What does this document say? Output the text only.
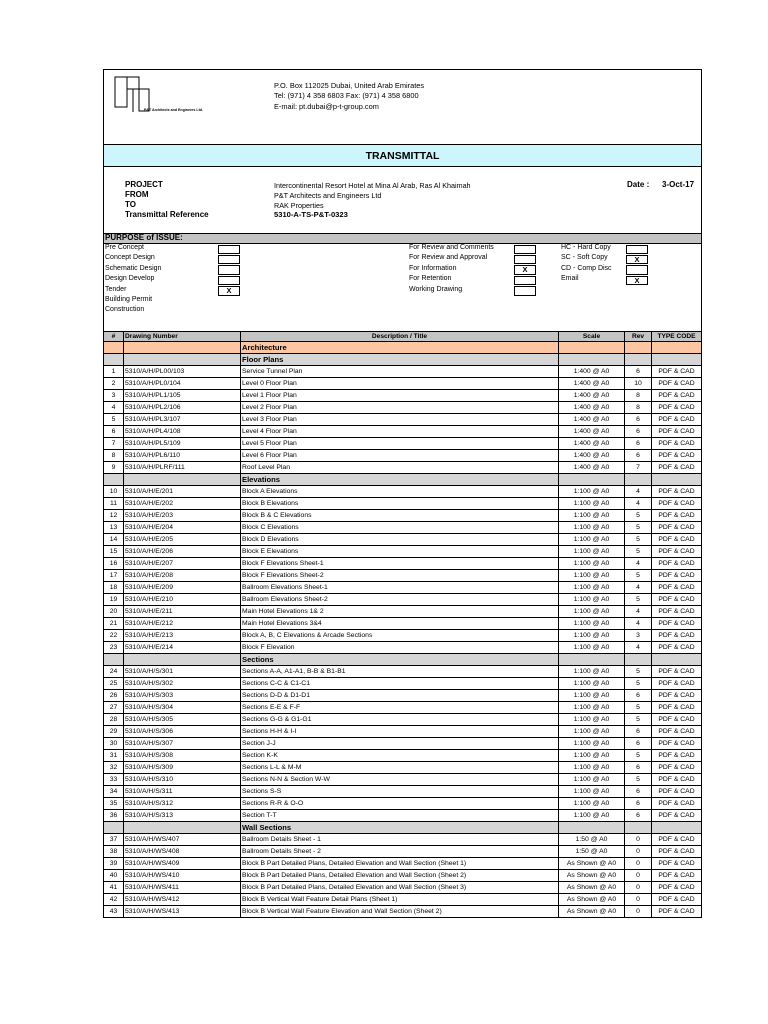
P&T Architects and Engineers Ltd.
P.O. Box 112025 Dubai, United Arab Emirates
Tel: (971) 4 358 6803 Fax: (971) 4 358 6800
E-mail: pt.dubai@p-t-group.com
TRANSMITTAL
PROJECT
FROM
TO
Transmittal Reference
Intercontinental Resort Hotel at Mina Al Arab, Ras Al Khaimah
P&T Architects and Engineers Ltd
RAK Properties
5310-A-TS-P&T-0323
Date : 3-Oct-17
PURPOSE of ISSUE:
Pre Concept
Concept Design
Schematic Design
Design Develop
Tender	X
Building Permit
Construction
For Review and Comments
For Review and Approval
For Information	X
For Retention
Working Drawing
HC - Hard Copy
SC - Soft Copy	X
CD - Comp Disc
Email	X
#	Drawing Number	Description / Title	Scale	Rev	TYPE CODE
Architecture
Floor Plans
1	5310/A/H/PL00/103	Service Tunnel Plan	1:400 @ A0	6	PDF & CAD
2	5310/A/H/PL0/104	Level 0 Floor Plan	1:400 @ A0	10	PDF & CAD
3	5310/A/H/PL1/105	Level 1 Floor Plan	1:400 @ A0	8	PDF & CAD
4	5310/A/H/PL2/106	Level 2 Floor Plan	1:400 @ A0	8	PDF & CAD
5	5310/A/H/PL3/107	Level 3 Floor Plan	1:400 @ A0	6	PDF & CAD
6	5310/A/H/PL4/108	Level 4 Floor Plan	1:400 @ A0	6	PDF & CAD
7	5310/A/H/PL5/109	Level 5 Floor Plan	1:400 @ A0	6	PDF & CAD
8	5310/A/H/PL6/110	Level 6 Floor Plan	1:400 @ A0	6	PDF & CAD
9	5310/A/H/PLRF/111	Roof Level Plan	1:400 @ A0	7	PDF & CAD
Elevations
10	5310/A/H/E/201	Block A Elevations	1:100 @ A0	4	PDF & CAD
11	5310/A/H/E/202	Block B Elevations	1:100 @ A0	4	PDF & CAD
12	5310/A/H/E/203	Block B & C Elevations	1:100 @ A0	5	PDF & CAD
13	5310/A/H/E/204	Block C Elevations	1:100 @ A0	5	PDF & CAD
14	5310/A/H/E/205	Block D Elevations	1:100 @ A0	5	PDF & CAD
15	5310/A/H/E/206	Block E Elevations	1:100 @ A0	5	PDF & CAD
16	5310/A/H/E/207	Block F Elevations Sheet-1	1:100 @ A0	4	PDF & CAD
17	5310/A/H/E/208	Block F Elevations Sheet-2	1:100 @ A0	5	PDF & CAD
18	5310/A/H/E/209	Ballroom Elevations Sheet-1	1:100 @ A0	4	PDF & CAD
19	5310/A/H/E/210	Ballroom Elevations Sheet-2	1:100 @ A0	5	PDF & CAD
20	5310/A/H/E/211	Main Hotel Elevations 1& 2	1:100 @ A0	4	PDF & CAD
21	5310/A/H/E/212	Main Hotel Elevations 3&4	1:100 @ A0	4	PDF & CAD
22	5310/A/H/E/213	Block A, B, C Elevations & Arcade Sections	1:100 @ A0	3	PDF & CAD
23	5310/A/H/E/214	Block F Elevation	1:100 @ A0	4	PDF & CAD
Sections
24	5310/A/H/S/301	Sections A-A, A1-A1, B-B & B1-B1	1:100 @ A0	5	PDF & CAD
25	5310/A/H/S/302	Sections C-C & C1-C1	1:100 @ A0	5	PDF & CAD
26	5310/A/H/S/303	Sections D-D & D1-D1	1:100 @ A0	6	PDF & CAD
27	5310/A/H/S/304	Sections E-E & F-F	1:100 @ A0	5	PDF & CAD
28	5310/A/H/S/305	Sections G-G & G1-G1	1:100 @ A0	5	PDF & CAD
29	5310/A/H/S/306	Sections H-H & I-I	1:100 @ A0	6	PDF & CAD
30	5310/A/H/S/307	Section J-J	1:100 @ A0	6	PDF & CAD
31	5310/A/H/S/308	Section K-K	1:100 @ A0	5	PDF & CAD
32	5310/A/H/S/309	Sections L-L & M-M	1:100 @ A0	6	PDF & CAD
33	5310/A/H/S/310	Sections N-N & Section W-W	1:100 @ A0	5	PDF & CAD
34	5310/A/H/S/311	Sections S-S	1:100 @ A0	6	PDF & CAD
35	5310/A/H/S/312	Sections R-R & O-O	1:100 @ A0	6	PDF & CAD
36	5310/A/H/S/313	Section T-T	1:100 @ A0	6	PDF & CAD
Wall Sections
37	5310/A/H/WS/407	Ballroom Details Sheet - 1	1:50 @ A0	0	PDF & CAD
38	5310/A/H/WS/408	Ballroom Details Sheet - 2	1:50 @ A0	0	PDF & CAD
39	5310/A/H/WS/409	Block B Part Detailed Plans, Detailed Elevation and Wall Section (Sheet 1)	As Shown @ A0	0	PDF & CAD
40	5310/A/H/WS/410	Block B Part Detailed Plans, Detailed Elevation and Wall Section (Sheet 2)	As Shown @ A0	0	PDF & CAD
41	5310/A/H/WS/411	Block B Part Detailed Plans, Detailed Elevation and Wall Section (Sheet 3)	As Shown @ A0	0	PDF & CAD
42	5310/A/H/WS/412	Block B Vertical Wall Feature Detail Plans (Sheet 1)	As Shown @ A0	0	PDF & CAD
43	5310/A/H/WS/413	Block B Vertical Wall Feature Elevation and Wall Section (Sheet 2)	As Shown @ A0	0	PDF & CAD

......

=== Written problem ===
Your copy of the data should match it exactly, except that pictures are left out.

=== Solved problem ===
What does this document say? Output the text only.
P&T Architects and Engineers Ltd.
P.O. Box 112025 Dubai, United Arab Emirates
Tel: (971) 4 358 6803 Fax: (971) 4 358 6800
E-mail: pt.dubai@p-t-group.com
TRANSMITTAL
PROJECT
FROM
TO
Transmittal Reference
Intercontinental Resort Hotel at Mina Al Arab, Ras Al Khaimah
P&T Architects and Engineers Ltd
RAK Properties
5310-A-TS-P&T-0323
Date : 3-Oct-17
PURPOSE of ISSUE:
Pre Concept
Concept Design
Schematic Design
Design Develop
Tender	X
Building Permit
Construction
For Review and Comments
For Review and Approval
For Information	X
For Retention
Working Drawing
HC - Hard Copy
SC - Soft Copy	X
CD - Comp Disc
Email	X
#	Drawing Number	Description / Title	Scale	Rev	TYPE CODE
Architecture
Floor Plans
1	5310/A/H/PL00/103	Service Tunnel Plan	1:400 @ A0	6	PDF & CAD
2	5310/A/H/PL0/104	Level 0 Floor Plan	1:400 @ A0	10	PDF & CAD
3	5310/A/H/PL1/105	Level 1 Floor Plan	1:400 @ A0	8	PDF & CAD
4	5310/A/H/PL2/106	Level 2 Floor Plan	1:400 @ A0	8	PDF & CAD
5	5310/A/H/PL3/107	Level 3 Floor Plan	1:400 @ A0	6	PDF & CAD
6	5310/A/H/PL4/108	Level 4 Floor Plan	1:400 @ A0	6	PDF & CAD
7	5310/A/H/PL5/109	Level 5 Floor Plan	1:400 @ A0	6	PDF & CAD
8	5310/A/H/PL6/110	Level 6 Floor Plan	1:400 @ A0	6	PDF & CAD
9	5310/A/H/PLRF/111	Roof Level Plan	1:400 @ A0	7	PDF & CAD
Elevations
10	5310/A/H/E/201	Block A Elevations	1:100 @ A0	4	PDF & CAD
11	5310/A/H/E/202	Block B Elevations	1:100 @ A0	4	PDF & CAD
12	5310/A/H/E/203	Block B & C Elevations	1:100 @ A0	5	PDF & CAD
13	5310/A/H/E/204	Block C Elevations	1:100 @ A0	5	PDF & CAD
14	5310/A/H/E/205	Block D Elevations	1:100 @ A0	5	PDF & CAD
15	5310/A/H/E/206	Block E Elevations	1:100 @ A0	5	PDF & CAD
16	5310/A/H/E/207	Block F Elevations Sheet-1	1:100 @ A0	4	PDF & CAD
17	5310/A/H/E/208	Block F Elevations Sheet-2	1:100 @ A0	5	PDF & CAD
18	5310/A/H/E/209	Ballroom Elevations Sheet-1	1:100 @ A0	4	PDF & CAD
19	5310/A/H/E/210	Ballroom Elevations Sheet-2	1:100 @ A0	5	PDF & CAD
20	5310/A/H/E/211	Main Hotel Elevations 1& 2	1:100 @ A0	4	PDF & CAD
21	5310/A/H/E/212	Main Hotel Elevations 3&4	1:100 @ A0	4	PDF & CAD
22	5310/A/H/E/213	Block A, B, C Elevations & Arcade Sections	1:100 @ A0	3	PDF & CAD
23	5310/A/H/E/214	Block F Elevation	1:100 @ A0	4	PDF & CAD
Sections
24	5310/A/H/S/301	Sections A-A, A1-A1, B-B & B1-B1	1:100 @ A0	5	PDF & CAD
25	5310/A/H/S/302	Sections C-C & C1-C1	1:100 @ A0	5	PDF & CAD
26	5310/A/H/S/303	Sections D-D & D1-D1	1:100 @ A0	6	PDF & CAD
27	5310/A/H/S/304	Sections E-E & F-F	1:100 @ A0	5	PDF & CAD
28	5310/A/H/S/305	Sections G-G & G1-G1	1:100 @ A0	5	PDF & CAD
29	5310/A/H/S/306	Sections H-H & I-I	1:100 @ A0	6	PDF & CAD
30	5310/A/H/S/307	Section J-J	1:100 @ A0	6	PDF & CAD
31	5310/A/H/S/308	Section K-K	1:100 @ A0	5	PDF & CAD
32	5310/A/H/S/309	Sections L-L & M-M	1:100 @ A0	6	PDF & CAD
33	5310/A/H/S/310	Sections N-N & Section W-W	1:100 @ A0	5	PDF & CAD
34	5310/A/H/S/311	Sections S-S	1:100 @ A0	6	PDF & CAD
35	5310/A/H/S/312	Sections R-R & O-O	1:100 @ A0	6	PDF & CAD
36	5310/A/H/S/313	Section T-T	1:100 @ A0	6	PDF & CAD
Wall Sections
37	5310/A/H/WS/407	Ballroom Details Sheet - 1	1:50 @ A0	0	PDF & CAD
38	5310/A/H/WS/408	Ballroom Details Sheet - 2	1:50 @ A0	0	PDF & CAD
39	5310/A/H/WS/409	Block B Part Detailed Plans, Detailed Elevation and Wall Section (Sheet 1)	As Shown @ A0	0	PDF & CAD
40	5310/A/H/WS/410	Block B Part Detailed Plans, Detailed Elevation and Wall Section (Sheet 2)	As Shown @ A0	0	PDF & CAD
41	5310/A/H/WS/411	Block B Part Detailed Plans, Detailed Elevation and Wall Section (Sheet 3)	As Shown @ A0	0	PDF & CAD
42	5310/A/H/WS/412	Block B Vertical Wall Feature Detail Plans (Sheet 1)	As Shown @ A0	0	PDF & CAD
43	5310/A/H/WS/413	Block B Vertical Wall Feature Elevation and Wall Section (Sheet 2)	As Shown @ A0	0	PDF & CAD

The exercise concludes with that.